• [Stated exercise] Search the data below for the string "přívod". Extract every line that contains it.

* Begin Extracted data *

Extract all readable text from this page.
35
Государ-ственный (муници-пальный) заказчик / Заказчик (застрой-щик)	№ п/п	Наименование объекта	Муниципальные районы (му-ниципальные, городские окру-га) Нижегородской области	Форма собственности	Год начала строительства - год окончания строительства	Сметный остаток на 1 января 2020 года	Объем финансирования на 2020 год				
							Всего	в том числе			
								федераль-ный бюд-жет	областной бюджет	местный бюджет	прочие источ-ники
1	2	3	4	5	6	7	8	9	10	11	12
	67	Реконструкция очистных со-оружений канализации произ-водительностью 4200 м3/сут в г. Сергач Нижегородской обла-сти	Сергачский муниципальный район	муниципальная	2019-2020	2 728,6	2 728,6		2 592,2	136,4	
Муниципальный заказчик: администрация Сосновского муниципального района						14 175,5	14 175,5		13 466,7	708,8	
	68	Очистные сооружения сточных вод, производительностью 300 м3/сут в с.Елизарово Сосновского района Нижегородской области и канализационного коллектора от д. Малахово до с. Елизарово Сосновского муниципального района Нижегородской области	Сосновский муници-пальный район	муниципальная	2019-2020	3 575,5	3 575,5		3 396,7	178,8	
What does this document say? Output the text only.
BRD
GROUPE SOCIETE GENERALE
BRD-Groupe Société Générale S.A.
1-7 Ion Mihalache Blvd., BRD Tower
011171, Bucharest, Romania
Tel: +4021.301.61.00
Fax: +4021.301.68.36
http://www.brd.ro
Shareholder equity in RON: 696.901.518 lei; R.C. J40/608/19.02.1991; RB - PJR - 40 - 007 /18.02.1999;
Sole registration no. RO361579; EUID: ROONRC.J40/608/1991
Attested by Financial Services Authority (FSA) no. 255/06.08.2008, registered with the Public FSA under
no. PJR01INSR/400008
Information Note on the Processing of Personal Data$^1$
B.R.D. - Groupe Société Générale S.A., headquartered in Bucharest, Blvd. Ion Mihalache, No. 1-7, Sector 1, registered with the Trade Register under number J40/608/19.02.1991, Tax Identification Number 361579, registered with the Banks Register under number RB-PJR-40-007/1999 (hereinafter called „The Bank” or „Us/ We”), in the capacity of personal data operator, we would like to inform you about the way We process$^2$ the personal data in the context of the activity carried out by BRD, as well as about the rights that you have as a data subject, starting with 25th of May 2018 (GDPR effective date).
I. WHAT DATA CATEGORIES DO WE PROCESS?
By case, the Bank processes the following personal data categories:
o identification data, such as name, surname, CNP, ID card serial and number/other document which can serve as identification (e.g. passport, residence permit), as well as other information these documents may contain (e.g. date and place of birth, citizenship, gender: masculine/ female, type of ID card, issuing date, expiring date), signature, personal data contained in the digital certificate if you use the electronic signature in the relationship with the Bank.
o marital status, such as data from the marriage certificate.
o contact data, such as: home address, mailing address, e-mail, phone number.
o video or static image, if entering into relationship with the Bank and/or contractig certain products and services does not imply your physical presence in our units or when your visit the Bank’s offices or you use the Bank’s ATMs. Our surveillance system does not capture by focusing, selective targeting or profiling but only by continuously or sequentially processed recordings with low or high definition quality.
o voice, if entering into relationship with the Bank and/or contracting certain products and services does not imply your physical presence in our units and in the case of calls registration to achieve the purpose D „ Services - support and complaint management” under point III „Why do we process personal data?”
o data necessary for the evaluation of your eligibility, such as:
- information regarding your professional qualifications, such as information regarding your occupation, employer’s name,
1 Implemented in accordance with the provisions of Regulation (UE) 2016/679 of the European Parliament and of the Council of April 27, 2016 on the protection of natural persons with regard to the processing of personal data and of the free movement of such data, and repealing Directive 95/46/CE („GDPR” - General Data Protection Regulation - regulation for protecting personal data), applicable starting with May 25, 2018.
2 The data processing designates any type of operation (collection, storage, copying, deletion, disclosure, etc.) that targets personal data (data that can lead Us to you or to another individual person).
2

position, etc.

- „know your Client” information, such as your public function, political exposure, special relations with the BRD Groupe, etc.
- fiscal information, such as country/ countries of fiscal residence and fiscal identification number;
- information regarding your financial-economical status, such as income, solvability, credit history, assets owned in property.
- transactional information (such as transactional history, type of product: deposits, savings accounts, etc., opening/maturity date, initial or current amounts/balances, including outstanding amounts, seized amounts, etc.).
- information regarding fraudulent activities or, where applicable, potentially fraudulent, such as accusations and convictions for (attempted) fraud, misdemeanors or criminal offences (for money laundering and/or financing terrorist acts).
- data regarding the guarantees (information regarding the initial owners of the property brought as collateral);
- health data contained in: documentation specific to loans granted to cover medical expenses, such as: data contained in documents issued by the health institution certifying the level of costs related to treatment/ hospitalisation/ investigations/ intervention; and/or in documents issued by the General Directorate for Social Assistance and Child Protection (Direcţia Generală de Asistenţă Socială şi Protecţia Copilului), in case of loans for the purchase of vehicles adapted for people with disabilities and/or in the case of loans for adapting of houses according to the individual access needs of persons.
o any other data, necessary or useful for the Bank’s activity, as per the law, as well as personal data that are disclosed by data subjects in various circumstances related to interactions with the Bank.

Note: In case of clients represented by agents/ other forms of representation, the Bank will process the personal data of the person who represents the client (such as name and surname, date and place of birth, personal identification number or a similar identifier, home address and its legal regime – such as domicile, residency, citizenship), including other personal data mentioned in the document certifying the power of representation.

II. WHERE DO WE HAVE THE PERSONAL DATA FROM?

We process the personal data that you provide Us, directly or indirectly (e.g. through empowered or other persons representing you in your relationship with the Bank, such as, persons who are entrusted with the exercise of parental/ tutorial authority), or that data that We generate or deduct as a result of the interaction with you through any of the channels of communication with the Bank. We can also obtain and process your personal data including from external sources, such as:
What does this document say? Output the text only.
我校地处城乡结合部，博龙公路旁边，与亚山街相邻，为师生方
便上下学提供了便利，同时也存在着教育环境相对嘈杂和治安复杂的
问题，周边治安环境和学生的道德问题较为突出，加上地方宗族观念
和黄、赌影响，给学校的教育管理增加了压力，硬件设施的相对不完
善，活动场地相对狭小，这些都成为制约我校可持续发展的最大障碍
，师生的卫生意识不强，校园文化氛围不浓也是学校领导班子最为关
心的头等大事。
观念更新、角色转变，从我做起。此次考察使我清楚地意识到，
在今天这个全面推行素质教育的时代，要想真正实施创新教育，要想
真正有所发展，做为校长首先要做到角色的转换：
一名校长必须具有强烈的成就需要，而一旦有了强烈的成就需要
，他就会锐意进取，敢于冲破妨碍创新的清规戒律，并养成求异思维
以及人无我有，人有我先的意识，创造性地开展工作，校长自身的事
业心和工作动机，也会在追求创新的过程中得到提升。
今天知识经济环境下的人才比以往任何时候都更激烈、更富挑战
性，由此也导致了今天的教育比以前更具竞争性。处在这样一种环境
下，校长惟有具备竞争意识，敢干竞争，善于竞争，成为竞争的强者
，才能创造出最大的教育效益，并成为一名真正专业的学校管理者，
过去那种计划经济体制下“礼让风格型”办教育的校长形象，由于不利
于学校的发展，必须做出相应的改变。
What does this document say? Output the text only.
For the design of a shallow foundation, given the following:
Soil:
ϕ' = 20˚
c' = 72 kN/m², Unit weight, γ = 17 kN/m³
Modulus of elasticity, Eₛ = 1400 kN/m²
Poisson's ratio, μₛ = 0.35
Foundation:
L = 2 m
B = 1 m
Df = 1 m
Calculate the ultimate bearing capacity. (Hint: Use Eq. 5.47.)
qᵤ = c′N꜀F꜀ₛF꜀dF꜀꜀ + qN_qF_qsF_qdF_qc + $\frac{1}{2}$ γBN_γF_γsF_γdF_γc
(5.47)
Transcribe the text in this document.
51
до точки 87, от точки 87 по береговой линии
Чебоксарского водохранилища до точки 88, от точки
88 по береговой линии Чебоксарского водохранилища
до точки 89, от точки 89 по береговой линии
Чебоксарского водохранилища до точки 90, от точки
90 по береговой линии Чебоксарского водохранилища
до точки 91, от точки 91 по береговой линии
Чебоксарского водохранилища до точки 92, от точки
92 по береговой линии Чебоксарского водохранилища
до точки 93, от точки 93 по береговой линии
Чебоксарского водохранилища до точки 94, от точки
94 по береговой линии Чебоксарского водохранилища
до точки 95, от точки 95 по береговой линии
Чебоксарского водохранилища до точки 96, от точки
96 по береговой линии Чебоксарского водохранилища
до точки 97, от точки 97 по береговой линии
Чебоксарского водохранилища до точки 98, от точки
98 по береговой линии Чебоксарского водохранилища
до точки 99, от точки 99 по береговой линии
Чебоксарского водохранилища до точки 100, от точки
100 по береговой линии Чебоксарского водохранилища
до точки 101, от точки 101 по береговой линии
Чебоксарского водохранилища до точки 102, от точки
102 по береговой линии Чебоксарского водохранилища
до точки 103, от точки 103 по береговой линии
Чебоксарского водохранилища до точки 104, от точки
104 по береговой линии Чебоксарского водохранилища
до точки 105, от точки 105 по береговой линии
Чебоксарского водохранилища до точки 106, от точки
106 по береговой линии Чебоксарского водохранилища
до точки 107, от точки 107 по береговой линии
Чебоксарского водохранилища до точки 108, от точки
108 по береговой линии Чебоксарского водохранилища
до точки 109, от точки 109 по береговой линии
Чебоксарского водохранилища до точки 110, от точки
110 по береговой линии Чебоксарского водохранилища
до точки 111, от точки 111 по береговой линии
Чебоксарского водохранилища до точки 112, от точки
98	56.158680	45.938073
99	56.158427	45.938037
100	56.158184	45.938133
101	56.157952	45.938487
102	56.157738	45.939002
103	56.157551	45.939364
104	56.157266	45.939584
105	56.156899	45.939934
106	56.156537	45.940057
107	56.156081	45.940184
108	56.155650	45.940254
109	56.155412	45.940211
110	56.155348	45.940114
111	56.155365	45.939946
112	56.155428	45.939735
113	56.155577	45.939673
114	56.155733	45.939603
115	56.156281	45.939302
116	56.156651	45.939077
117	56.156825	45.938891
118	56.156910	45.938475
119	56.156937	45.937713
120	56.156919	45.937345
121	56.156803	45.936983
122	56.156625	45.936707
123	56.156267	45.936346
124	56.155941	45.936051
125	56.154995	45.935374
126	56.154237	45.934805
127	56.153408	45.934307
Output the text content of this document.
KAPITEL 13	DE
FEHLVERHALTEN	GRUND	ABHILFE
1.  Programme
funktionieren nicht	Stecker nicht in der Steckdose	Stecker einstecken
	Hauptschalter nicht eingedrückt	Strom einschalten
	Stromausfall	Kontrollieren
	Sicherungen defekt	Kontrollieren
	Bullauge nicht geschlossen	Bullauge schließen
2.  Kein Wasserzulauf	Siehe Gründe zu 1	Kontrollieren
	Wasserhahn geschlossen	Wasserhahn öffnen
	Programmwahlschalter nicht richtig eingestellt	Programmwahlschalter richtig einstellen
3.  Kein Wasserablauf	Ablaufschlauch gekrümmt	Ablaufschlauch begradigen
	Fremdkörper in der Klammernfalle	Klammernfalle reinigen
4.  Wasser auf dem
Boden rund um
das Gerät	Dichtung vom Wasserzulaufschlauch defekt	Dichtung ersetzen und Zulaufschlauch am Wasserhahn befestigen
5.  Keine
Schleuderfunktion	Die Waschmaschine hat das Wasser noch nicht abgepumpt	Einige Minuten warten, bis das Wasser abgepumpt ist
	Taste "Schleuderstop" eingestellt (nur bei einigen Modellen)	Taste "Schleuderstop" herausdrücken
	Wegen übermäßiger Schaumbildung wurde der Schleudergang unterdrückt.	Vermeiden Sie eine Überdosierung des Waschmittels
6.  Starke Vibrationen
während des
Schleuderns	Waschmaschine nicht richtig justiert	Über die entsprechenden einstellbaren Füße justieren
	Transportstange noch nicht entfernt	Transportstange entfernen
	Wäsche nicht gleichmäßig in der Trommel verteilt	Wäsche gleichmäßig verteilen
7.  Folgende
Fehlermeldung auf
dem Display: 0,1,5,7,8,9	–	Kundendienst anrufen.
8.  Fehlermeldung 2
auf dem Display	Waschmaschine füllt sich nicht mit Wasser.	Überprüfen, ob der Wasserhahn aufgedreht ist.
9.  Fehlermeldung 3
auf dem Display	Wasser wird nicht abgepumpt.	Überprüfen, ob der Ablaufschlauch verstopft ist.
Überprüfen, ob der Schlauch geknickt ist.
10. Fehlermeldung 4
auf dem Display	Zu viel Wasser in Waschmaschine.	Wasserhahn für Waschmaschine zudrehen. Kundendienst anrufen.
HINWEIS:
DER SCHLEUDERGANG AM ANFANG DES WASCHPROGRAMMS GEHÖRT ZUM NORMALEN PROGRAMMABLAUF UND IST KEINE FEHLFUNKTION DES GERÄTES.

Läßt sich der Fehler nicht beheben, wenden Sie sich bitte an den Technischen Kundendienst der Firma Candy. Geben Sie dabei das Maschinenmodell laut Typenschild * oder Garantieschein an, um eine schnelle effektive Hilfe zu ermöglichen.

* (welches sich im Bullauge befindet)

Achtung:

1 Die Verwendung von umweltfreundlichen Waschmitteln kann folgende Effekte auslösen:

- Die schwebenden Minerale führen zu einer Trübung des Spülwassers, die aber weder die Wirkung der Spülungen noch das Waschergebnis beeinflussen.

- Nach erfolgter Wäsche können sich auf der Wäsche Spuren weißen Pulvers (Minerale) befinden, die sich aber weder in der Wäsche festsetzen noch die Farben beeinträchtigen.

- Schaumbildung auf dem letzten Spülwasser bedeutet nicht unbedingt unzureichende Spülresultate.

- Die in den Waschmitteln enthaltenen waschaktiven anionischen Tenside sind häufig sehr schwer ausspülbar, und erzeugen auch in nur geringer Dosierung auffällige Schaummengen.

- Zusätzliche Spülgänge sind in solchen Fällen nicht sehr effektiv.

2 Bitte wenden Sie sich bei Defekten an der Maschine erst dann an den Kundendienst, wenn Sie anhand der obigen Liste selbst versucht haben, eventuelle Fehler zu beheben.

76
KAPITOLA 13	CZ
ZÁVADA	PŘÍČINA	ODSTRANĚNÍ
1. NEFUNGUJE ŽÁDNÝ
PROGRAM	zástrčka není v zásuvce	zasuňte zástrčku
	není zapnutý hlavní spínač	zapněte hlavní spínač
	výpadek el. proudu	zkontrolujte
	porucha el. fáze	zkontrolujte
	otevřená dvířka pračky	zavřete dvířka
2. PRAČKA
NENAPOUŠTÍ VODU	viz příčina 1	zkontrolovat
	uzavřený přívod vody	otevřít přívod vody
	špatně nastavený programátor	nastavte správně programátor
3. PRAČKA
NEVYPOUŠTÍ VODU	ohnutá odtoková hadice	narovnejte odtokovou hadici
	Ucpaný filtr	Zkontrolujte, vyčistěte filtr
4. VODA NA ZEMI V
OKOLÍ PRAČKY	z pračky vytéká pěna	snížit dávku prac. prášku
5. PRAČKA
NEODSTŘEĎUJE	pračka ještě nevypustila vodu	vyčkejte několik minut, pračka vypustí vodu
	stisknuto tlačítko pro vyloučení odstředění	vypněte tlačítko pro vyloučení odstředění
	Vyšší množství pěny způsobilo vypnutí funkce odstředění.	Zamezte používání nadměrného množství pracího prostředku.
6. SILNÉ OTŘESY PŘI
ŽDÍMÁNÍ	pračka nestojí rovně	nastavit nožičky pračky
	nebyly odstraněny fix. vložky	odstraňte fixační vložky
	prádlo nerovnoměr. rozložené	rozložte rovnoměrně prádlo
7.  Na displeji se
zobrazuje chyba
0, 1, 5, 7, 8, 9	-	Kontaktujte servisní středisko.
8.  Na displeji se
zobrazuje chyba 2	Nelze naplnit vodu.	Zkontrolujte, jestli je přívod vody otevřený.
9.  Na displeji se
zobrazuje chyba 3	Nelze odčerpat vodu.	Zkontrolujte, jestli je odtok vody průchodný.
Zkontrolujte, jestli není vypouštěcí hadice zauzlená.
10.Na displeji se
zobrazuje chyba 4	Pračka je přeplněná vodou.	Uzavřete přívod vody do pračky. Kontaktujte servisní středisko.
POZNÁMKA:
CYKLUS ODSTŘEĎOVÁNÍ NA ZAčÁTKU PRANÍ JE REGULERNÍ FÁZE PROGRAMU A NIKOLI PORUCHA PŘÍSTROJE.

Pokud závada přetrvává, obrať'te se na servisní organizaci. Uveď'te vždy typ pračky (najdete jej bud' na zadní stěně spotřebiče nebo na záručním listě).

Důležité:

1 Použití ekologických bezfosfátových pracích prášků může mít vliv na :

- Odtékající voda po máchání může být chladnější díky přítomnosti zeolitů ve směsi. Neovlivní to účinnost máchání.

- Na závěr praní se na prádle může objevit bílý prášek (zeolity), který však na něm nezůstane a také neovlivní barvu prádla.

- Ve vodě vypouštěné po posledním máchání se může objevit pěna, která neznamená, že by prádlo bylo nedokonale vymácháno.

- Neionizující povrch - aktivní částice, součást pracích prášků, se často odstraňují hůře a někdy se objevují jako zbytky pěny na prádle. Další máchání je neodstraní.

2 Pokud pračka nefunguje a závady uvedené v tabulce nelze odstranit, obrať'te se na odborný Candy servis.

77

* End Extracted data *

• [Expected answer]
	uzavřený přívod vody	otevřít přívod vody
zobrazuje chyba 2	Nelze naplnit vodu.	Zkontrolujte, jestli je přívod vody otevřený.
zobrazuje chyba 4	Pračka je přeplněná vodou.	Uzavřete přívod vody do pračky. Kontaktujte servisní středisko.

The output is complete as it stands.